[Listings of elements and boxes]
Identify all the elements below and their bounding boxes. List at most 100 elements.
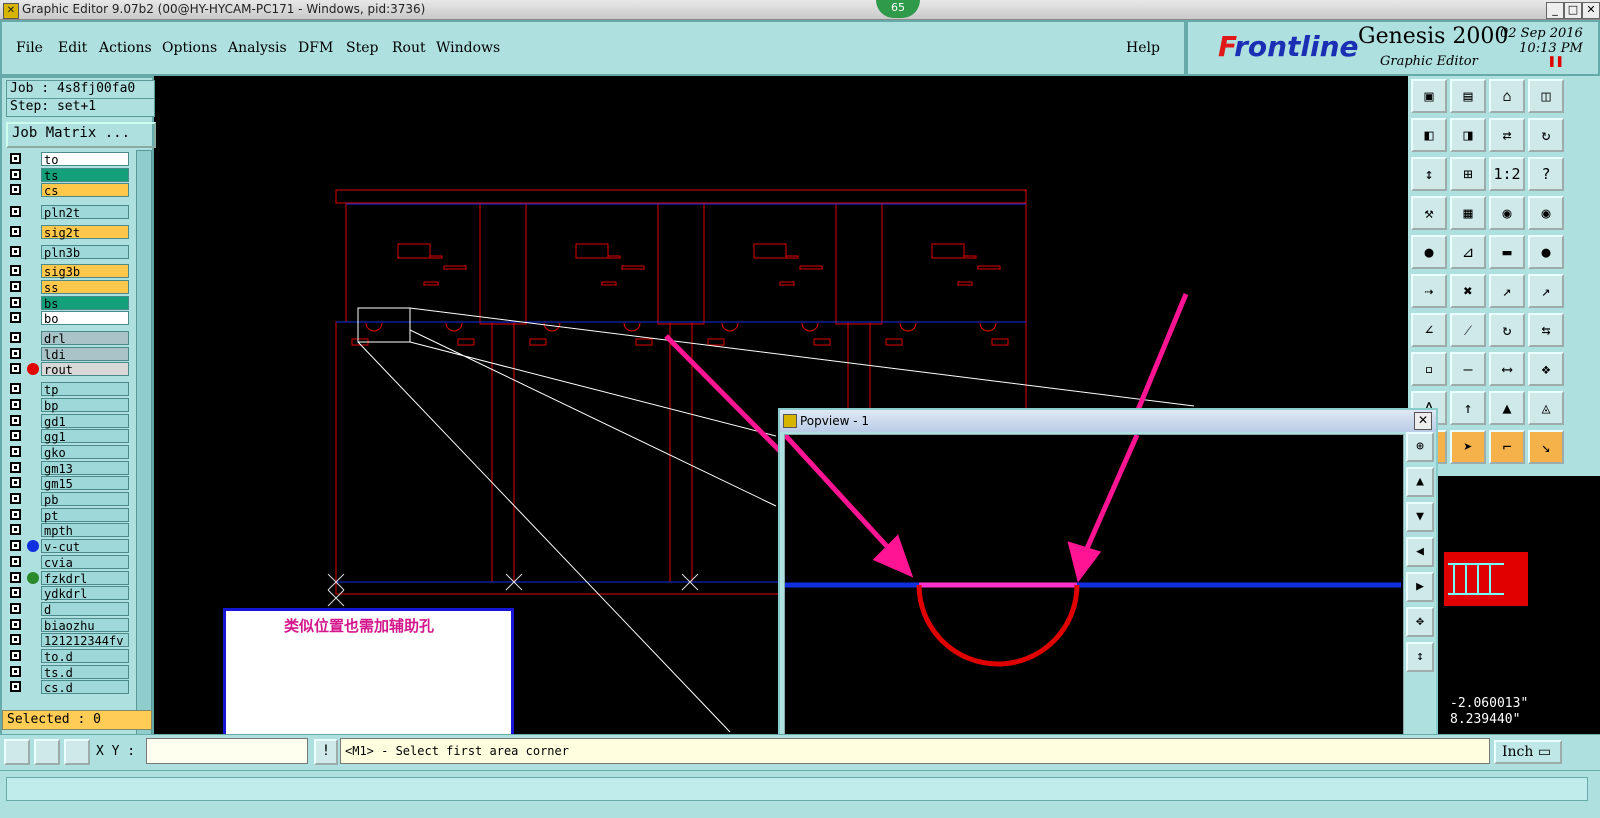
scale-icon[interactable]: 1:2 xyxy=(1489,157,1525,191)
layer-name[interactable]: cs.d xyxy=(41,680,129,695)
layer-name[interactable]: bs xyxy=(41,295,129,311)
layer-checkbox[interactable] xyxy=(10,225,21,237)
layer-name[interactable]: ss xyxy=(41,279,129,295)
layer-name[interactable]: to xyxy=(41,152,129,167)
layer-row-gm15[interactable]: gm15 xyxy=(8,476,132,491)
layer-checkbox[interactable] xyxy=(10,524,21,536)
snap-alt-icon[interactable]: ↘ xyxy=(1528,430,1564,464)
layer-name[interactable]: 121212344fv xyxy=(41,633,129,648)
layer-checkbox[interactable] xyxy=(10,168,21,180)
layer-checkbox[interactable] xyxy=(10,540,21,552)
point-icon[interactable]: ▫ xyxy=(1411,352,1447,386)
ruler-icon[interactable]: ▬ xyxy=(1489,235,1525,269)
zoom-area-tool[interactable] xyxy=(4,739,30,765)
layer-name[interactable]: cvia xyxy=(41,554,129,570)
pop-pan-up-icon[interactable]: ▲ xyxy=(1406,467,1434,497)
layer-checkbox[interactable] xyxy=(10,363,21,375)
layer-row-pln3b[interactable]: pln3b xyxy=(8,244,132,260)
open-job-icon[interactable]: ▣ xyxy=(1411,79,1447,113)
snap-icon[interactable]: ⊿ xyxy=(1450,235,1486,269)
layer-name[interactable]: biaozhu xyxy=(41,617,129,633)
menu-dfm[interactable]: DFM xyxy=(298,40,333,56)
layer-name[interactable]: cs xyxy=(41,183,129,198)
layer-row-ts.d[interactable]: ts.d xyxy=(8,664,132,680)
move-left-icon[interactable]: ◧ xyxy=(1411,118,1447,152)
layer-checkbox[interactable] xyxy=(10,430,21,442)
layer-checkbox[interactable] xyxy=(10,477,21,489)
close-button[interactable]: ✕ xyxy=(1582,2,1600,19)
layer-row-gko[interactable]: gko xyxy=(8,444,132,460)
unit-selector[interactable]: Inch ▭ xyxy=(1494,740,1562,764)
layer-checkbox[interactable] xyxy=(10,650,21,661)
layer-checkbox[interactable] xyxy=(10,587,21,599)
layer-name[interactable]: drl xyxy=(41,331,129,346)
layer-checkbox[interactable] xyxy=(10,347,21,359)
layer-row-bo[interactable]: bo xyxy=(8,311,132,326)
layer-name[interactable]: rout xyxy=(41,362,129,377)
pause-icon[interactable]: ❚❚ xyxy=(1548,54,1564,69)
layer-name[interactable]: ts xyxy=(41,167,129,183)
pop-zoom-in-icon[interactable]: ⊕ xyxy=(1406,432,1434,462)
measure-tool[interactable] xyxy=(34,739,60,765)
layer-name[interactable]: pb xyxy=(41,492,129,507)
node-red-icon[interactable]: ↗ xyxy=(1528,274,1564,308)
fit-vertical-icon[interactable]: ↕ xyxy=(1411,157,1447,191)
layer-checkbox[interactable] xyxy=(10,184,21,196)
layer-row-ts[interactable]: ts xyxy=(8,167,132,183)
layer-name[interactable]: gg1 xyxy=(41,429,129,444)
move-right-icon[interactable]: ◨ xyxy=(1450,118,1486,152)
layer-name[interactable]: fzkdrl xyxy=(41,570,129,586)
layer-checkbox[interactable] xyxy=(10,634,21,646)
layer-name[interactable]: bo xyxy=(41,311,129,326)
layer-name[interactable]: ts.d xyxy=(41,664,129,680)
home-icon[interactable]: ⌂ xyxy=(1489,79,1525,113)
layer-row-tp[interactable]: tp xyxy=(8,382,132,397)
minimize-button[interactable]: _ xyxy=(1546,2,1564,19)
layer-name[interactable]: mpth xyxy=(41,523,129,538)
layer-checkbox[interactable] xyxy=(10,602,21,614)
layer-row-cs.d[interactable]: cs.d xyxy=(8,680,132,695)
apex-icon[interactable]: ▲ xyxy=(1489,391,1525,425)
menu-windows[interactable]: Windows xyxy=(436,40,500,56)
group-icon[interactable]: ❖ xyxy=(1528,352,1564,386)
layer-checkbox[interactable] xyxy=(10,332,21,343)
layer-checkbox[interactable] xyxy=(10,665,21,677)
layer-row-sig3b[interactable]: sig3b xyxy=(8,264,132,279)
layer-row-d[interactable]: d xyxy=(8,601,132,617)
layer-name[interactable]: ydkdrl xyxy=(41,586,129,601)
layer-name[interactable]: tp xyxy=(41,382,129,397)
layer-name[interactable]: gm15 xyxy=(41,476,129,491)
layer-row-to[interactable]: to xyxy=(8,152,132,167)
layer-name[interactable]: pt xyxy=(41,507,129,523)
layer-row-rout[interactable]: rout xyxy=(8,362,132,377)
menu-options[interactable]: Options xyxy=(162,40,217,56)
line-angle-icon[interactable]: ∠ xyxy=(1411,313,1447,347)
layer-name[interactable]: ldi xyxy=(41,346,129,362)
grid-icon[interactable]: ▦ xyxy=(1450,196,1486,230)
wrench-icon[interactable]: ⚒ xyxy=(1411,196,1447,230)
polygon-icon[interactable]: ◬ xyxy=(1528,391,1564,425)
layer-list-scrollbar[interactable] xyxy=(136,150,152,742)
layer-row-mpth[interactable]: mpth xyxy=(8,523,132,538)
layer-row-ydkdrl[interactable]: ydkdrl xyxy=(8,586,132,601)
layer-checkbox[interactable] xyxy=(10,508,21,520)
layer-row-to.d[interactable]: to.d xyxy=(8,649,132,664)
connect-icon[interactable]: ⇢ xyxy=(1411,274,1447,308)
layer-row-gm13[interactable]: gm13 xyxy=(8,460,132,476)
pop-fit-vertical-icon[interactable]: ↕ xyxy=(1406,642,1434,672)
layer-name[interactable]: v-cut xyxy=(41,539,129,554)
pad-icon[interactable]: ● xyxy=(1411,235,1447,269)
layer-row-gg1[interactable]: gg1 xyxy=(8,429,132,444)
layer-row-fzkdrl[interactable]: fzkdrl xyxy=(8,570,132,586)
menu-file[interactable]: File xyxy=(16,40,43,56)
layer-checkbox[interactable] xyxy=(10,265,21,277)
layer-name[interactable]: bp xyxy=(41,397,129,413)
layer-checkbox[interactable] xyxy=(10,206,21,218)
layer-row-121212344fv[interactable]: 121212344fv xyxy=(8,633,132,648)
layer-row-cs[interactable]: cs xyxy=(8,183,132,198)
layer-row-ldi[interactable]: ldi xyxy=(8,346,132,362)
layer-row-bp[interactable]: bp xyxy=(8,397,132,413)
layer-name[interactable]: pln2t xyxy=(41,205,129,220)
layer-checkbox[interactable] xyxy=(10,571,21,583)
layer-checkbox[interactable] xyxy=(10,461,21,473)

WRITTEN EXERCISE – Put every line of the items above into one numbered list, skipping blank lines and omitting the pictures.

RESULT OF THE EXERCISE –
1. Identify all the elements below and their bounding boxes. List at most 100 elements.
2. scale-icon[interactable]: 1:2 xyxy=(1489,157,1525,191)
3. layer-name[interactable]: cs.d xyxy=(41,680,129,695)
4. layer-name[interactable]: bs xyxy=(41,295,129,311)
5. layer-checkbox[interactable] xyxy=(10,225,21,237)
6. layer-name[interactable]: ss xyxy=(41,279,129,295)
7. layer-name[interactable]: to xyxy=(41,152,129,167)
8. layer-row-gm15[interactable]: gm15 xyxy=(8,476,132,491)
9. layer-checkbox[interactable] xyxy=(10,524,21,536)
10. snap-alt-icon[interactable]: ↘ xyxy=(1528,430,1564,464)
11. layer-name[interactable]: 121212344fv xyxy=(41,633,129,648)
12. layer-checkbox[interactable] xyxy=(10,168,21,180)
13. layer-checkbox[interactable] xyxy=(10,540,21,552)
14. point-icon[interactable]: ▫ xyxy=(1411,352,1447,386)
15. ruler-icon[interactable]: ▬ xyxy=(1489,235,1525,269)
16. zoom-area-tool[interactable] xyxy=(4,739,30,765)
17. layer-name[interactable]: cvia xyxy=(41,554,129,570)
18. pop-pan-up-icon[interactable]: ▲ xyxy=(1406,467,1434,497)
19. layer-checkbox[interactable] xyxy=(10,363,21,375)
20. layer-row-pln3b[interactable]: pln3b xyxy=(8,244,132,260)
21. open-job-icon[interactable]: ▣ xyxy=(1411,79,1447,113)
22. snap-icon[interactable]: ⊿ xyxy=(1450,235,1486,269)
23. layer-name[interactable]: biaozhu xyxy=(41,617,129,633)
24. menu-dfm[interactable]: DFM xyxy=(298,40,333,56)
25. layer-name[interactable]: cs xyxy=(41,183,129,198)
26. layer-row-ts.d[interactable]: ts.d xyxy=(8,664,132,680)
27. move-left-icon[interactable]: ◧ xyxy=(1411,118,1447,152)
28. layer-checkbox[interactable] xyxy=(10,430,21,442)
29. layer-checkbox[interactable] xyxy=(10,477,21,489)
30. close-button[interactable]: ✕ xyxy=(1582,2,1600,19)
31. layer-row-gko[interactable]: gko xyxy=(8,444,132,460)
32. unit-selector[interactable]: Inch ▭ xyxy=(1494,740,1562,764)
33. layer-checkbox[interactable] xyxy=(10,650,21,661)
34. layer-checkbox[interactable] xyxy=(10,587,21,599)
35. layer-name[interactable]: drl xyxy=(41,331,129,346)
36. layer-checkbox[interactable] xyxy=(10,347,21,359)
37. layer-row-bo[interactable]: bo xyxy=(8,311,132,326)
38. layer-name[interactable]: rout xyxy=(41,362,129,377)
39. pause-icon[interactable]: ❚❚ xyxy=(1548,54,1564,69)
40. layer-name[interactable]: ts xyxy=(41,167,129,183)
41. pop-zoom-in-icon[interactable]: ⊕ xyxy=(1406,432,1434,462)
42. measure-tool[interactable] xyxy=(34,739,60,765)
43. layer-name[interactable]: pb xyxy=(41,492,129,507)
44. node-red-icon[interactable]: ↗ xyxy=(1528,274,1564,308)
45. fit-vertical-icon[interactable]: ↕ xyxy=(1411,157,1447,191)
46. layer-checkbox[interactable] xyxy=(10,184,21,196)
47. layer-row-ts[interactable]: ts xyxy=(8,167,132,183)
48. layer-name[interactable]: gg1 xyxy=(41,429,129,444)
49. move-right-icon[interactable]: ◨ xyxy=(1450,118,1486,152)
50. layer-name[interactable]: fzkdrl xyxy=(41,570,129,586)
51. layer-checkbox[interactable] xyxy=(10,634,21,646)
52. layer-name[interactable]: bo xyxy=(41,311,129,326)
53. layer-name[interactable]: ts.d xyxy=(41,664,129,680)
54. home-icon[interactable]: ⌂ xyxy=(1489,79,1525,113)
55. layer-row-tp[interactable]: tp xyxy=(8,382,132,397)
56. minimize-button[interactable]: _ xyxy=(1546,2,1564,19)
57. layer-name[interactable]: mpth xyxy=(41,523,129,538)
58. layer-checkbox[interactable] xyxy=(10,602,21,614)
59. layer-row-cs.d[interactable]: cs.d xyxy=(8,680,132,695)
60. apex-icon[interactable]: ▲ xyxy=(1489,391,1525,425)
61. menu-windows[interactable]: Windows xyxy=(436,40,500,56)
62. group-icon[interactable]: ❖ xyxy=(1528,352,1564,386)
63. layer-checkbox[interactable] xyxy=(10,332,21,343)
64. layer-checkbox[interactable] xyxy=(10,665,21,677)
65. layer-row-sig3b[interactable]: sig3b xyxy=(8,264,132,279)
66. layer-row-d[interactable]: d xyxy=(8,601,132,617)
67. layer-name[interactable]: ydkdrl xyxy=(41,586,129,601)
68. layer-name[interactable]: tp xyxy=(41,382,129,397)
69. layer-name[interactable]: gm15 xyxy=(41,476,129,491)
70. layer-row-to[interactable]: to xyxy=(8,152,132,167)
71. layer-name[interactable]: pt xyxy=(41,507,129,523)
72. layer-row-rout[interactable]: rout xyxy=(8,362,132,377)
73. menu-options[interactable]: Options xyxy=(162,40,217,56)
74. line-angle-icon[interactable]: ∠ xyxy=(1411,313,1447,347)
75. layer-name[interactable]: ldi xyxy=(41,346,129,362)
76. grid-icon[interactable]: ▦ xyxy=(1450,196,1486,230)
77. wrench-icon[interactable]: ⚒ xyxy=(1411,196,1447,230)
78. polygon-icon[interactable]: ◬ xyxy=(1528,391,1564,425)
79. layer-list-scrollbar[interactable] xyxy=(136,150,152,742)
80. layer-row-mpth[interactable]: mpth xyxy=(8,523,132,538)
81. layer-row-ydkdrl[interactable]: ydkdrl xyxy=(8,586,132,601)
82. layer-checkbox[interactable] xyxy=(10,508,21,520)
83. layer-row-to.d[interactable]: to.d xyxy=(8,649,132,664)
84. connect-icon[interactable]: ⇢ xyxy=(1411,274,1447,308)
85. layer-row-gm13[interactable]: gm13 xyxy=(8,460,132,476)
86. pop-fit-vertical-icon[interactable]: ↕ xyxy=(1406,642,1434,672)
87. layer-name[interactable]: v-cut xyxy=(41,539,129,554)
88. pad-icon[interactable]: ● xyxy=(1411,235,1447,269)
89. layer-row-gg1[interactable]: gg1 xyxy=(8,429,132,444)
90. layer-row-fzkdrl[interactable]: fzkdrl xyxy=(8,570,132,586)
91. menu-file[interactable]: File xyxy=(16,40,43,56)
92. layer-checkbox[interactable] xyxy=(10,265,21,277)
93. layer-name[interactable]: bp xyxy=(41,397,129,413)
94. layer-checkbox[interactable] xyxy=(10,206,21,218)
95. layer-row-121212344fv[interactable]: 121212344fv xyxy=(8,633,132,648)
96. layer-row-cs[interactable]: cs xyxy=(8,183,132,198)
97. layer-row-ldi[interactable]: ldi xyxy=(8,346,132,362)
98. layer-row-bp[interactable]: bp xyxy=(8,397,132,413)
99. layer-name[interactable]: pln2t xyxy=(41,205,129,220)
100. layer-checkbox[interactable] xyxy=(10,571,21,583)
101. layer-checkbox[interactable] xyxy=(10,461,21,473)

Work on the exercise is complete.